Prompt
Copy out the material below in full, but not its images.
begin Given data
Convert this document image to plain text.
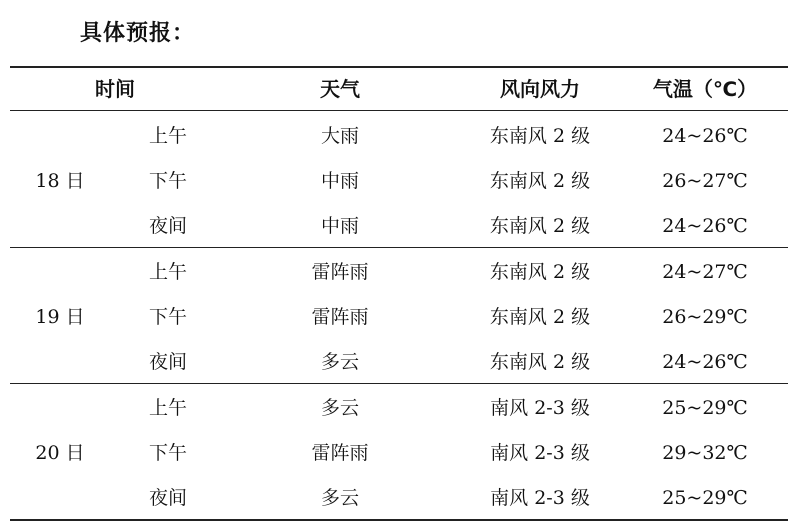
具体预报：
时间	天气	风向风力	气温（℃）
18 日
上午	大雨	东南风 2 级	24~26℃
下午	中雨	东南风 2 级	26~27℃
夜间	中雨	东南风 2 级	24~26℃
19 日
上午	雷阵雨	东南风 2 级	24~27℃
下午	雷阵雨	东南风 2 级	26~29℃
夜间	多云	东南风 2 级	24~26℃
20 日
上午	多云	南风 2-3 级	25~29℃
下午	雷阵雨	南风 2-3 级	29~32℃
夜间	多云	南风 2-3 级	25~29℃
end Given data
The result
Convert this document image to plain text.
具体预报：
时间	天气	风向风力	气温（℃）
18 日
上午	大雨	东南风 2 级	24~26℃
下午	中雨	东南风 2 级	26~27℃
夜间	中雨	东南风 2 级	24~26℃
19 日
上午	雷阵雨	东南风 2 级	24~27℃
下午	雷阵雨	东南风 2 级	26~29℃
夜间	多云	东南风 2 级	24~26℃
20 日
上午	多云	南风 2-3 级	25~29℃
下午	雷阵雨	南风 2-3 级	29~32℃
夜间	多云	南风 2-3 级	25~29℃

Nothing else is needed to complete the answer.